### SET PROBLEM
State how many lines contain "color", and write nothing except that count.

### Figure record extracts
>>>>>
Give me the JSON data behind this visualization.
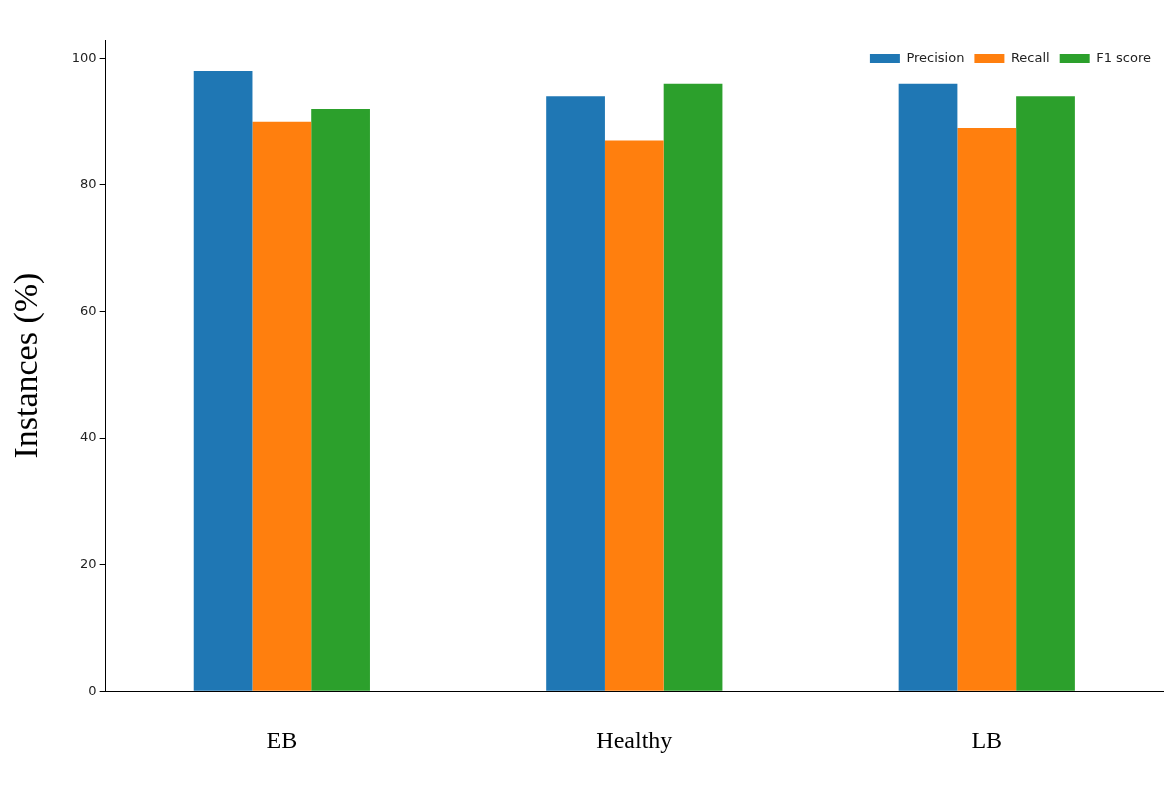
{
  "chart_data": {
    "type": "bar",
    "ylabel": "Instances (%)",
    "categories": [
      "EB",
      "Healthy",
      "LB"
    ],
    "series": [
      {
        "name": "Precision",
        "color": "#1f77b4",
        "values": [
          98,
          94,
          96
        ]
      },
      {
        "name": "Recall",
        "color": "#ff7f0e",
        "values": [
          90,
          87,
          89
        ]
      },
      {
        "name": "F1 score",
        "color": "#2ca02c",
        "values": [
          92,
          96,
          94
        ]
      }
    ],
    "ylim": [
      0,
      102.9
    ],
    "yticks": [
      0,
      20,
      40,
      60,
      80,
      100
    ],
    "grid": false,
    "legend": "top right"
  }
}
<<<<<
### RIGHT ANSWER
3